━━━ Given records

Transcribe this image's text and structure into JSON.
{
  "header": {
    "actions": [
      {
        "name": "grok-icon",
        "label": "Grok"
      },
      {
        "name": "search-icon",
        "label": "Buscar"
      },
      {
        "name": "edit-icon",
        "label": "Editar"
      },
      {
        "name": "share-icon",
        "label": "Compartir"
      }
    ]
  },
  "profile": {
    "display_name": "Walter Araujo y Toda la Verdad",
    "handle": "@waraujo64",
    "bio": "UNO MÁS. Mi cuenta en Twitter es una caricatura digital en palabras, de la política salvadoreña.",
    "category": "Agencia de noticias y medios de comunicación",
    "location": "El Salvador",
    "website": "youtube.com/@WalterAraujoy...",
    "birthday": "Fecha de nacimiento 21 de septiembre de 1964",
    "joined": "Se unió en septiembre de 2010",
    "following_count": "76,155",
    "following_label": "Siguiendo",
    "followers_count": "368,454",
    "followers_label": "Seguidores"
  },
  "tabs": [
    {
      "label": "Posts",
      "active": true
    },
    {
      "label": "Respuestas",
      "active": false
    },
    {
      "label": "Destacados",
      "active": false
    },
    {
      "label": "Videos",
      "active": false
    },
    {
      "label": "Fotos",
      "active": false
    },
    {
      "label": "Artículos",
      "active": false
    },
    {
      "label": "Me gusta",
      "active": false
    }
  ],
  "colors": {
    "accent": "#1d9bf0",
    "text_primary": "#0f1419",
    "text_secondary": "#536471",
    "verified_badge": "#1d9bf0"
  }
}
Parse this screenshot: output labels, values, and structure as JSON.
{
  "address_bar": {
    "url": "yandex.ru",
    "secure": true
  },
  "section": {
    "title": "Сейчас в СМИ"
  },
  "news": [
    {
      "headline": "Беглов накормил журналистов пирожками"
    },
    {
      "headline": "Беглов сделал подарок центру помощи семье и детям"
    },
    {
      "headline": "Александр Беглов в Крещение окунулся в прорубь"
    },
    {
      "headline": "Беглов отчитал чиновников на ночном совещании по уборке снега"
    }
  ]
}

━━━━━━

Take the entries above and transcribe them exactly.

Transcribe this image's text and structure into JSON.
{
  "header": {
    "actions": [
      {
        "name": "grok-icon",
        "label": "Grok"
      },
      {
        "name": "search-icon",
        "label": "Buscar"
      },
      {
        "name": "edit-icon",
        "label": "Editar"
      },
      {
        "name": "share-icon",
        "label": "Compartir"
      }
    ]
  },
  "profile": {
    "display_name": "Walter Araujo y Toda la Verdad",
    "handle": "@waraujo64",
    "bio": "UNO MÁS. Mi cuenta en Twitter es una caricatura digital en palabras, de la política salvadoreña.",
    "category": "Agencia de noticias y medios de comunicación",
    "location": "El Salvador",
    "website": "youtube.com/@WalterAraujoy...",
    "birthday": "Fecha de nacimiento 21 de septiembre de 1964",
    "joined": "Se unió en septiembre de 2010",
    "following_count": "76,155",
    "following_label": "Siguiendo",
    "followers_count": "368,454",
    "followers_label": "Seguidores"
  },
  "tabs": [
    {
      "label": "Posts",
      "active": true
    },
    {
      "label": "Respuestas",
      "active": false
    },
    {
      "label": "Destacados",
      "active": false
    },
    {
      "label": "Videos",
      "active": false
    },
    {
      "label": "Fotos",
      "active": false
    },
    {
      "label": "Artículos",
      "active": false
    },
    {
      "label": "Me gusta",
      "active": false
    }
  ],
  "colors": {
    "accent": "#1d9bf0",
    "text_primary": "#0f1419",
    "text_secondary": "#536471",
    "verified_badge": "#1d9bf0"
  }
}
Parse this screenshot: output labels, values, and structure as JSON.
{
  "address_bar": {
    "url": "yandex.ru",
    "secure": true
  },
  "section": {
    "title": "Сейчас в СМИ"
  },
  "news": [
    {
      "headline": "Беглов накормил журналистов пирожками"
    },
    {
      "headline": "Беглов сделал подарок центру помощи семье и детям"
    },
    {
      "headline": "Александр Беглов в Крещение окунулся в прорубь"
    },
    {
      "headline": "Беглов отчитал чиновников на ночном совещании по уборке снега"
    }
  ]
}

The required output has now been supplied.